Reproduce every line of the entries below word for word, leaving out the pictures.

....

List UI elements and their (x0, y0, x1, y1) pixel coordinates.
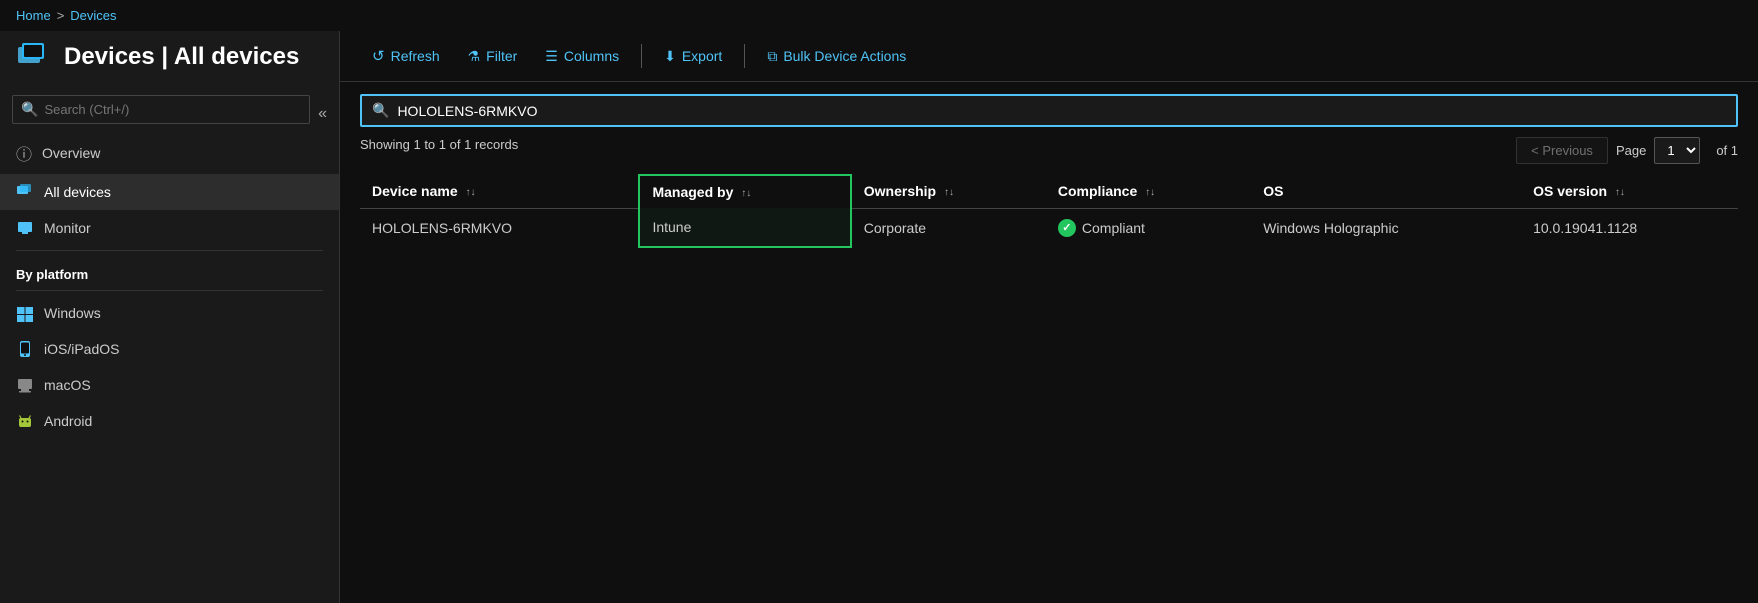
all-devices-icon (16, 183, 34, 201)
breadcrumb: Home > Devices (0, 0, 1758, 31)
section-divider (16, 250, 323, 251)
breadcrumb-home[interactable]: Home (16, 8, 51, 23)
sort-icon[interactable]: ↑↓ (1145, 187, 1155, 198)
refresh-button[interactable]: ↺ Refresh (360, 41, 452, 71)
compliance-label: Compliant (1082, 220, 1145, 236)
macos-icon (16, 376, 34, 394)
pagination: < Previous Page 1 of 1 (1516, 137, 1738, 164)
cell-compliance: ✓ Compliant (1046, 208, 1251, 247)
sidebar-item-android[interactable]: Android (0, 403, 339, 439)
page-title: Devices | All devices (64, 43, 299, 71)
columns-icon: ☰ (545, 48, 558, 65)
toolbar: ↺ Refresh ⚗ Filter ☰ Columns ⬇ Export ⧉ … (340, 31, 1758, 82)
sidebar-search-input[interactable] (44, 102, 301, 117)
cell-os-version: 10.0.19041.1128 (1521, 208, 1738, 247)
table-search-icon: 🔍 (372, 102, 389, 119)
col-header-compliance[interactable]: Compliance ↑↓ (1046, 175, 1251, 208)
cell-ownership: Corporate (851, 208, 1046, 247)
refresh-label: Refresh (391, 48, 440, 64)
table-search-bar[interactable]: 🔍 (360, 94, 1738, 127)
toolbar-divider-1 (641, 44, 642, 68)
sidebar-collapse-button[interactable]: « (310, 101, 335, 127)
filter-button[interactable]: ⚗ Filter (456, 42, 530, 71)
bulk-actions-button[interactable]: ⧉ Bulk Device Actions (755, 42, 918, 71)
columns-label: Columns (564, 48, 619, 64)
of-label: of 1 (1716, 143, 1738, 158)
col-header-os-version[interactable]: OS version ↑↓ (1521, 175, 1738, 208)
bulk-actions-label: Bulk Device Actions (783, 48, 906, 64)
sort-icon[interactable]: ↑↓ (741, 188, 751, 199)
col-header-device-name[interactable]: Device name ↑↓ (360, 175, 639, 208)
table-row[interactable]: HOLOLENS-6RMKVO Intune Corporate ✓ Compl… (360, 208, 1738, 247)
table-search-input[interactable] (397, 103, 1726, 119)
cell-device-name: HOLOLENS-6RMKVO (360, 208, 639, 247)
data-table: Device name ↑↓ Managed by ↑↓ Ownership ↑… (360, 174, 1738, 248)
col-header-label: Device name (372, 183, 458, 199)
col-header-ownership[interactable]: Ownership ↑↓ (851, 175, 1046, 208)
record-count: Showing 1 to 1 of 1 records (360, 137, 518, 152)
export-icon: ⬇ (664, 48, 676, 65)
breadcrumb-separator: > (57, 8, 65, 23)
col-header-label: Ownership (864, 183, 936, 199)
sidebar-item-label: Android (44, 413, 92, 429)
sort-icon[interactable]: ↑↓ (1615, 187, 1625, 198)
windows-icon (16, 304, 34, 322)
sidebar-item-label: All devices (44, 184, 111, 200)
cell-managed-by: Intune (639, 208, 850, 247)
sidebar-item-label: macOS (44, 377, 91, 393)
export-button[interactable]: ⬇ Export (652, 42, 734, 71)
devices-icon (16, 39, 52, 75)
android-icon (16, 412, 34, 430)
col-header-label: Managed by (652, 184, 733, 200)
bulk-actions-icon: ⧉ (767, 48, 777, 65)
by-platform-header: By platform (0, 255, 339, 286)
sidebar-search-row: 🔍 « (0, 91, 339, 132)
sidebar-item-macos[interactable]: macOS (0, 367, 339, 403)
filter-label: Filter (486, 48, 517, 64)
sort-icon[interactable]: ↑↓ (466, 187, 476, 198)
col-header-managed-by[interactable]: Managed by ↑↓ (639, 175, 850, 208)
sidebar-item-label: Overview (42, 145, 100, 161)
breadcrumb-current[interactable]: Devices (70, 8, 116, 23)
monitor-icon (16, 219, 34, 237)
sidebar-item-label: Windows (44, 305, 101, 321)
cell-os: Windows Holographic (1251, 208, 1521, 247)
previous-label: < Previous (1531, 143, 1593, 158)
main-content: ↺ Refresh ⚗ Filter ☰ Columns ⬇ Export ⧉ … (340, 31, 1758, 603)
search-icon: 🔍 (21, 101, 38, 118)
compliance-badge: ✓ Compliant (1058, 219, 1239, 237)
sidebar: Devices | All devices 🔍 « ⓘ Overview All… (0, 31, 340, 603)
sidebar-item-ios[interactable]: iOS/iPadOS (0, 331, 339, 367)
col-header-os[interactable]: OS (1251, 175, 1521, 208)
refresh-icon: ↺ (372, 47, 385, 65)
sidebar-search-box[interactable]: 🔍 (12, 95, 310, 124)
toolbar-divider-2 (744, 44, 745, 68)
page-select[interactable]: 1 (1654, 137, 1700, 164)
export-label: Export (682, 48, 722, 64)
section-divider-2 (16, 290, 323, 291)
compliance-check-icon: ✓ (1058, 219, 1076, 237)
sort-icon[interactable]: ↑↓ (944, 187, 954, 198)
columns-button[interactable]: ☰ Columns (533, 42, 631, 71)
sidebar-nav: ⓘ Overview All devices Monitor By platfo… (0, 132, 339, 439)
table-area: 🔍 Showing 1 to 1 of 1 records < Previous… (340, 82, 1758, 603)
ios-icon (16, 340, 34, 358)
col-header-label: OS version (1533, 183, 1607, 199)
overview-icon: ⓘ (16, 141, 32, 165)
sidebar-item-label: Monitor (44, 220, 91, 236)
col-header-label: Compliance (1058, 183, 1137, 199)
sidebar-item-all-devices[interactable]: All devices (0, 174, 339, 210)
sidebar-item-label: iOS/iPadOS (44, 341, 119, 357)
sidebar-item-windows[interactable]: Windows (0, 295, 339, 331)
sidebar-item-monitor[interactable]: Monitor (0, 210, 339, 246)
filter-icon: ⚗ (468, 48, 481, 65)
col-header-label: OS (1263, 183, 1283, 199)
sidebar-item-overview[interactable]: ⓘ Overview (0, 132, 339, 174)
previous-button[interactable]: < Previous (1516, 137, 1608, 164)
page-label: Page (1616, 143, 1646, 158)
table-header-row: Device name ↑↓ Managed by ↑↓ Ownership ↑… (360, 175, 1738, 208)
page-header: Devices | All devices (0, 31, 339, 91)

....

**RESULT OF THE TASK**
List UI elements and their (x0, y0, x1, y1) pixel coordinates.
all-devices-icon (16, 183, 34, 201)
breadcrumb: Home > Devices (0, 0, 1758, 31)
section-divider (16, 250, 323, 251)
breadcrumb-home[interactable]: Home (16, 8, 51, 23)
sort-icon[interactable]: ↑↓ (1145, 187, 1155, 198)
refresh-button[interactable]: ↺ Refresh (360, 41, 452, 71)
compliance-label: Compliant (1082, 220, 1145, 236)
macos-icon (16, 376, 34, 394)
pagination: < Previous Page 1 of 1 (1516, 137, 1738, 164)
cell-compliance: ✓ Compliant (1046, 208, 1251, 247)
sidebar-item-android[interactable]: Android (0, 403, 339, 439)
page-title: Devices | All devices (64, 43, 299, 71)
columns-icon: ☰ (545, 48, 558, 65)
toolbar: ↺ Refresh ⚗ Filter ☰ Columns ⬇ Export ⧉ … (340, 31, 1758, 82)
sidebar-search-input[interactable] (44, 102, 301, 117)
cell-os-version: 10.0.19041.1128 (1521, 208, 1738, 247)
table-search-icon: 🔍 (372, 102, 389, 119)
col-header-compliance[interactable]: Compliance ↑↓ (1046, 175, 1251, 208)
cell-ownership: Corporate (851, 208, 1046, 247)
refresh-label: Refresh (391, 48, 440, 64)
table-search-bar[interactable]: 🔍 (360, 94, 1738, 127)
toolbar-divider-1 (641, 44, 642, 68)
sidebar-collapse-button[interactable]: « (310, 101, 335, 127)
filter-button[interactable]: ⚗ Filter (456, 42, 530, 71)
bulk-actions-button[interactable]: ⧉ Bulk Device Actions (755, 42, 918, 71)
columns-label: Columns (564, 48, 619, 64)
of-label: of 1 (1716, 143, 1738, 158)
col-header-os-version[interactable]: OS version ↑↓ (1521, 175, 1738, 208)
bulk-actions-label: Bulk Device Actions (783, 48, 906, 64)
sort-icon[interactable]: ↑↓ (741, 188, 751, 199)
col-header-device-name[interactable]: Device name ↑↓ (360, 175, 639, 208)
table-row[interactable]: HOLOLENS-6RMKVO Intune Corporate ✓ Compl… (360, 208, 1738, 247)
table-search-input[interactable] (397, 103, 1726, 119)
cell-device-name: HOLOLENS-6RMKVO (360, 208, 639, 247)
data-table: Device name ↑↓ Managed by ↑↓ Ownership ↑… (360, 174, 1738, 248)
col-header-label: Device name (372, 183, 458, 199)
col-header-ownership[interactable]: Ownership ↑↓ (851, 175, 1046, 208)
record-count: Showing 1 to 1 of 1 records (360, 137, 518, 152)
export-icon: ⬇ (664, 48, 676, 65)
breadcrumb-separator: > (57, 8, 65, 23)
col-header-label: Ownership (864, 183, 936, 199)
sidebar-item-label: Android (44, 413, 92, 429)
sort-icon[interactable]: ↑↓ (1615, 187, 1625, 198)
windows-icon (16, 304, 34, 322)
sidebar-item-label: All devices (44, 184, 111, 200)
cell-managed-by: Intune (639, 208, 850, 247)
sidebar-item-label: macOS (44, 377, 91, 393)
export-button[interactable]: ⬇ Export (652, 42, 734, 71)
devices-icon (16, 39, 52, 75)
android-icon (16, 412, 34, 430)
col-header-label: Managed by (652, 184, 733, 200)
bulk-actions-icon: ⧉ (767, 48, 777, 65)
by-platform-header: By platform (0, 255, 339, 286)
sidebar-search-row: 🔍 « (0, 91, 339, 132)
sidebar-item-macos[interactable]: macOS (0, 367, 339, 403)
filter-label: Filter (486, 48, 517, 64)
sort-icon[interactable]: ↑↓ (466, 187, 476, 198)
col-header-managed-by[interactable]: Managed by ↑↓ (639, 175, 850, 208)
sidebar-item-label: Overview (42, 145, 100, 161)
breadcrumb-current[interactable]: Devices (70, 8, 116, 23)
monitor-icon (16, 219, 34, 237)
sidebar-item-label: Windows (44, 305, 101, 321)
cell-os: Windows Holographic (1251, 208, 1521, 247)
previous-label: < Previous (1531, 143, 1593, 158)
main-content: ↺ Refresh ⚗ Filter ☰ Columns ⬇ Export ⧉ … (340, 31, 1758, 603)
search-icon: 🔍 (21, 101, 38, 118)
compliance-badge: ✓ Compliant (1058, 219, 1239, 237)
sidebar: Devices | All devices 🔍 « ⓘ Overview All… (0, 31, 340, 603)
sidebar-item-ios[interactable]: iOS/iPadOS (0, 331, 339, 367)
col-header-os[interactable]: OS (1251, 175, 1521, 208)
refresh-icon: ↺ (372, 47, 385, 65)
sidebar-search-box[interactable]: 🔍 (12, 95, 310, 124)
toolbar-divider-2 (744, 44, 745, 68)
page-select[interactable]: 1 (1654, 137, 1700, 164)
export-label: Export (682, 48, 722, 64)
section-divider-2 (16, 290, 323, 291)
compliance-check-icon: ✓ (1058, 219, 1076, 237)
sort-icon[interactable]: ↑↓ (944, 187, 954, 198)
columns-button[interactable]: ☰ Columns (533, 42, 631, 71)
sidebar-nav: ⓘ Overview All devices Monitor By platfo… (0, 132, 339, 439)
table-area: 🔍 Showing 1 to 1 of 1 records < Previous… (340, 82, 1758, 603)
ios-icon (16, 340, 34, 358)
col-header-label: OS version (1533, 183, 1607, 199)
overview-icon: ⓘ (16, 141, 32, 165)
sidebar-item-label: Monitor (44, 220, 91, 236)
col-header-label: Compliance (1058, 183, 1137, 199)
sidebar-item-all-devices[interactable]: All devices (0, 174, 339, 210)
sidebar-item-label: iOS/iPadOS (44, 341, 119, 357)
sidebar-item-windows[interactable]: Windows (0, 295, 339, 331)
sidebar-item-monitor[interactable]: Monitor (0, 210, 339, 246)
filter-icon: ⚗ (468, 48, 481, 65)
col-header-label: OS (1263, 183, 1283, 199)
sidebar-item-overview[interactable]: ⓘ Overview (0, 132, 339, 174)
previous-button[interactable]: < Previous (1516, 137, 1608, 164)
page-label: Page (1616, 143, 1646, 158)
table-header-row: Device name ↑↓ Managed by ↑↓ Ownership ↑… (360, 175, 1738, 208)
page-header: Devices | All devices (0, 31, 339, 91)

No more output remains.